== What to work on ==
Retype all of the records below line for line, leaving the pictures out.

Stored dataset items
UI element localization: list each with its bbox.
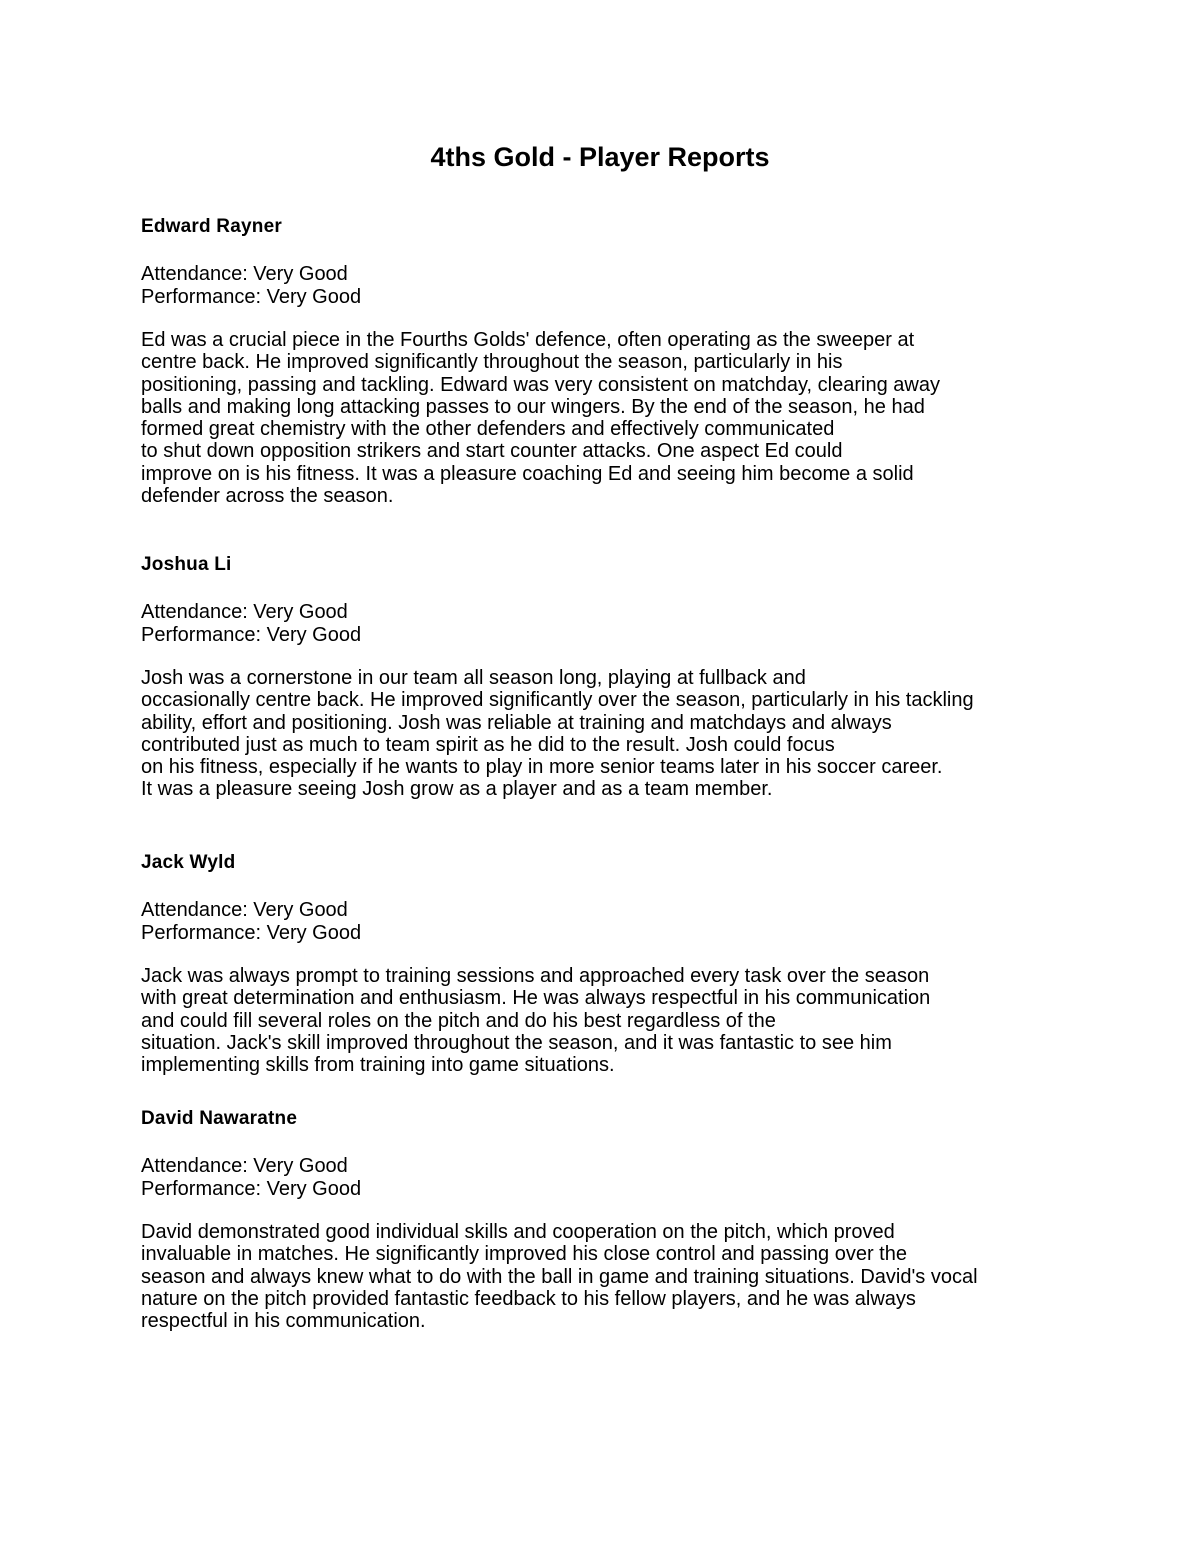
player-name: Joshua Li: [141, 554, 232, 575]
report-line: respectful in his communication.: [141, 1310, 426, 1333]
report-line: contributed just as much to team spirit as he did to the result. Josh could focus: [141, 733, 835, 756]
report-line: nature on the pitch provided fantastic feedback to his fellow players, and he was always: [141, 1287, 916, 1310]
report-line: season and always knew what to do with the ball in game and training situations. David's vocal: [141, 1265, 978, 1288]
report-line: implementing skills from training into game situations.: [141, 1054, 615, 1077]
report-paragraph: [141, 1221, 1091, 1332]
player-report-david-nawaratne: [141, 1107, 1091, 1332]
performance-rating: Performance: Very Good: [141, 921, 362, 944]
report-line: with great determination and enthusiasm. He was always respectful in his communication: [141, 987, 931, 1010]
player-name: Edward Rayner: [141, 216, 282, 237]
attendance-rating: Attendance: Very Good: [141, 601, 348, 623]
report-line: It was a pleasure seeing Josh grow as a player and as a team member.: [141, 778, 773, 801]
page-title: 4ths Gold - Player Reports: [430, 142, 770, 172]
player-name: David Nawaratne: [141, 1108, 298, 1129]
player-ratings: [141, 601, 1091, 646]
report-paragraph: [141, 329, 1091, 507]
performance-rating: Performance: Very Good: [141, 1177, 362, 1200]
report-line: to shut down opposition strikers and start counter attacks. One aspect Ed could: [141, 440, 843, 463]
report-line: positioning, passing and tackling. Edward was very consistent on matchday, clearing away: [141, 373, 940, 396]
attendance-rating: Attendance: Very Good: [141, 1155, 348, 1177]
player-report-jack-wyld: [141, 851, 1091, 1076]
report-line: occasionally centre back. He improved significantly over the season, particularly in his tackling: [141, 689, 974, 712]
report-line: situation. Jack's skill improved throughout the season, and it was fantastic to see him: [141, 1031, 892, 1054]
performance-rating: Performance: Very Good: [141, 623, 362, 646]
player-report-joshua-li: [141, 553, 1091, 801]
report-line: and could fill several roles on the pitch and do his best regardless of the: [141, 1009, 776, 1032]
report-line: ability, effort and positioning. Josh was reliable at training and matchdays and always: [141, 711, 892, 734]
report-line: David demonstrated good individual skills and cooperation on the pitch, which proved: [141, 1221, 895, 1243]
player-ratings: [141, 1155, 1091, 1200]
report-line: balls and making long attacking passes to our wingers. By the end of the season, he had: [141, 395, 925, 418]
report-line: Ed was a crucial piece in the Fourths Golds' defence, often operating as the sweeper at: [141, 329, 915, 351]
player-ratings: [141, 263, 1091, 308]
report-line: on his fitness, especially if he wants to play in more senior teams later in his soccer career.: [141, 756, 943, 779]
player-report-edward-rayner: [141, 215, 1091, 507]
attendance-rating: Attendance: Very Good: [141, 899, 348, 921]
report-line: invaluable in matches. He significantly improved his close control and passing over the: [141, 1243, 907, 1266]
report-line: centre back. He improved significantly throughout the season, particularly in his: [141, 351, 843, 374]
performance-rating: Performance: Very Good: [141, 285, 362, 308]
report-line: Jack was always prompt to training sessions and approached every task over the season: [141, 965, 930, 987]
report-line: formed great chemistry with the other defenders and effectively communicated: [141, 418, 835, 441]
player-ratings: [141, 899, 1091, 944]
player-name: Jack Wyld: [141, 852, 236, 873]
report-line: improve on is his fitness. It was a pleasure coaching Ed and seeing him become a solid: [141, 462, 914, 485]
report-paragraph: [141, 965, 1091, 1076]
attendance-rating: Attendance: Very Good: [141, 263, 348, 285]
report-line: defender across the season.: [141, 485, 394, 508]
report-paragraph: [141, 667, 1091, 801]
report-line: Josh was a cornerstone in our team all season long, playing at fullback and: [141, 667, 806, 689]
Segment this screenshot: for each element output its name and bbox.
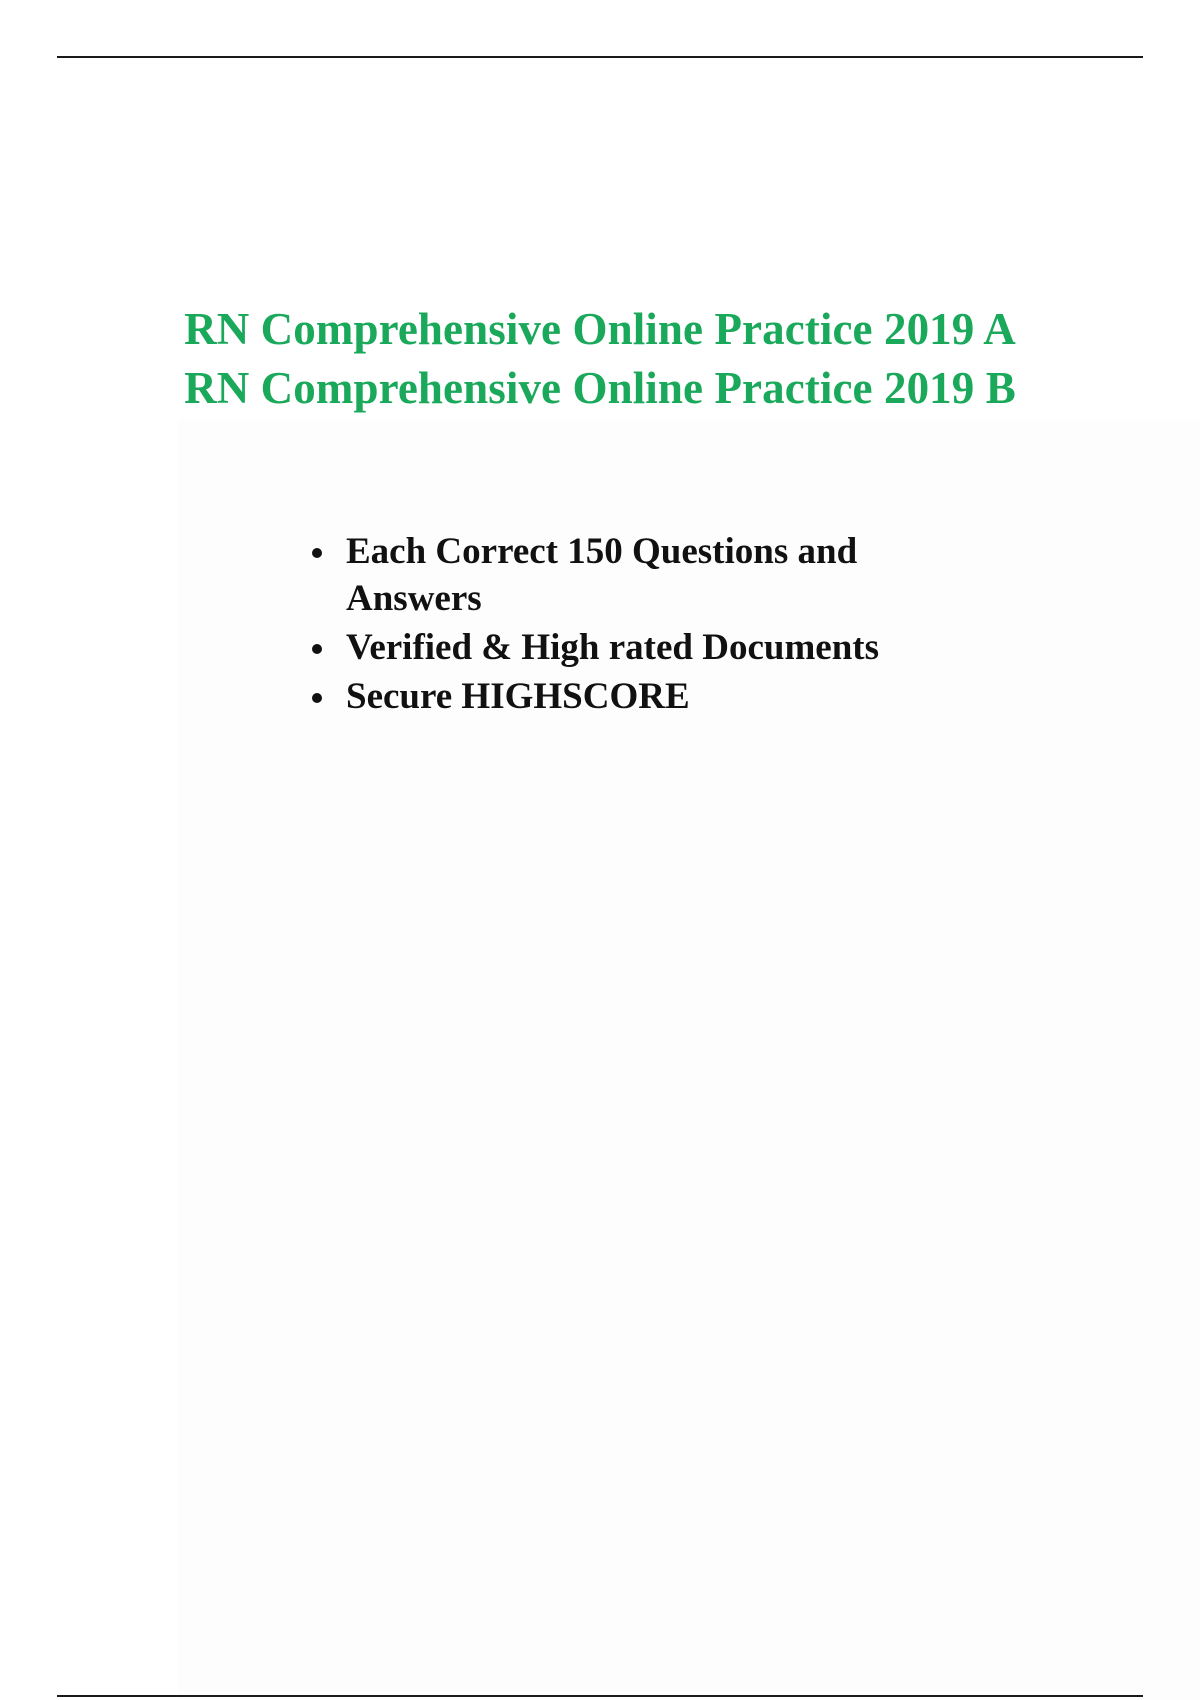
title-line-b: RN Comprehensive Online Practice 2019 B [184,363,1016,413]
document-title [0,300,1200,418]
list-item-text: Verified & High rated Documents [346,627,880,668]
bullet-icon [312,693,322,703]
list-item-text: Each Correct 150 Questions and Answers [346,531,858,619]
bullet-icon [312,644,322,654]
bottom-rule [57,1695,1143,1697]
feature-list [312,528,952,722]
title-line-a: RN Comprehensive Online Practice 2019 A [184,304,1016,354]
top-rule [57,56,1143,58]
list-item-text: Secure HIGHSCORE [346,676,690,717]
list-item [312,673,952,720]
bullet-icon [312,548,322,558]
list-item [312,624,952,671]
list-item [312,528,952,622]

== Worked solution ==
UI element localization: list each with its bbox.
player-name: Joshua Li: [141, 554, 232, 575]
report-line: respectful in his communication.: [141, 1310, 426, 1333]
report-line: contributed just as much to team spirit as he did to the result. Josh could focus: [141, 733, 835, 756]
report-line: nature on the pitch provided fantastic feedback to his fellow players, and he was always: [141, 1287, 916, 1310]
report-line: season and always knew what to do with the ball in game and training situations. David's vocal: [141, 1265, 978, 1288]
report-line: implementing skills from training into game situations.: [141, 1054, 615, 1077]
report-paragraph: [141, 1221, 1091, 1332]
player-report-david-nawaratne: [141, 1107, 1091, 1332]
performance-rating: Performance: Very Good: [141, 921, 362, 944]
report-line: with great determination and enthusiasm. He was always respectful in his communication: [141, 987, 931, 1010]
player-name: Edward Rayner: [141, 216, 282, 237]
attendance-rating: Attendance: Very Good: [141, 601, 348, 623]
report-line: It was a pleasure seeing Josh grow as a player and as a team member.: [141, 778, 773, 801]
page-title: 4ths Gold - Player Reports: [430, 142, 770, 172]
player-name: David Nawaratne: [141, 1108, 298, 1129]
player-ratings: [141, 601, 1091, 646]
report-paragraph: [141, 329, 1091, 507]
performance-rating: Performance: Very Good: [141, 1177, 362, 1200]
report-line: to shut down opposition strikers and start counter attacks. One aspect Ed could: [141, 440, 843, 463]
report-line: positioning, passing and tackling. Edward was very consistent on matchday, clearing away: [141, 373, 940, 396]
attendance-rating: Attendance: Very Good: [141, 1155, 348, 1177]
player-report-jack-wyld: [141, 851, 1091, 1076]
report-line: occasionally centre back. He improved significantly over the season, particularly in his tackling: [141, 689, 974, 712]
report-line: situation. Jack's skill improved throughout the season, and it was fantastic to see him: [141, 1031, 892, 1054]
performance-rating: Performance: Very Good: [141, 623, 362, 646]
player-report-joshua-li: [141, 553, 1091, 801]
report-line: and could fill several roles on the pitch and do his best regardless of the: [141, 1009, 776, 1032]
report-line: ability, effort and positioning. Josh was reliable at training and matchdays and always: [141, 711, 892, 734]
report-line: David demonstrated good individual skills and cooperation on the pitch, which proved: [141, 1221, 895, 1243]
player-ratings: [141, 1155, 1091, 1200]
report-line: balls and making long attacking passes to our wingers. By the end of the season, he had: [141, 395, 925, 418]
report-line: Ed was a crucial piece in the Fourths Golds' defence, often operating as the sweeper at: [141, 329, 915, 351]
player-ratings: [141, 263, 1091, 308]
report-line: on his fitness, especially if he wants to play in more senior teams later in his soccer career.: [141, 756, 943, 779]
player-report-edward-rayner: [141, 215, 1091, 507]
attendance-rating: Attendance: Very Good: [141, 899, 348, 921]
report-line: invaluable in matches. He significantly improved his close control and passing over the: [141, 1243, 907, 1266]
report-line: centre back. He improved significantly throughout the season, particularly in his: [141, 351, 843, 374]
performance-rating: Performance: Very Good: [141, 285, 362, 308]
report-line: Jack was always prompt to training sessions and approached every task over the season: [141, 965, 930, 987]
report-line: formed great chemistry with the other defenders and effectively communicated: [141, 418, 835, 441]
player-ratings: [141, 899, 1091, 944]
player-name: Jack Wyld: [141, 852, 236, 873]
report-line: improve on is his fitness. It was a pleasure coaching Ed and seeing him become a solid: [141, 462, 914, 485]
report-paragraph: [141, 965, 1091, 1076]
attendance-rating: Attendance: Very Good: [141, 263, 348, 285]
report-line: defender across the season.: [141, 485, 394, 508]
report-paragraph: [141, 667, 1091, 801]
report-line: Josh was a cornerstone in our team all season long, playing at fullback and: [141, 667, 806, 689]
Segment this screenshot: for each element output its name and bbox.
title-line-b: RN Comprehensive Online Practice 2019 B [184,363,1016,413]
document-title [0,300,1200,418]
list-item-text: Verified & High rated Documents [346,627,880,668]
bullet-icon [312,693,322,703]
list-item-text: Each Correct 150 Questions and Answers [346,531,858,619]
bullet-icon [312,644,322,654]
bottom-rule [57,1695,1143,1697]
feature-list [312,528,952,722]
title-line-a: RN Comprehensive Online Practice 2019 A [184,304,1016,354]
top-rule [57,56,1143,58]
list-item-text: Secure HIGHSCORE [346,676,690,717]
list-item [312,673,952,720]
bullet-icon [312,548,322,558]
list-item [312,624,952,671]
list-item [312,528,952,622]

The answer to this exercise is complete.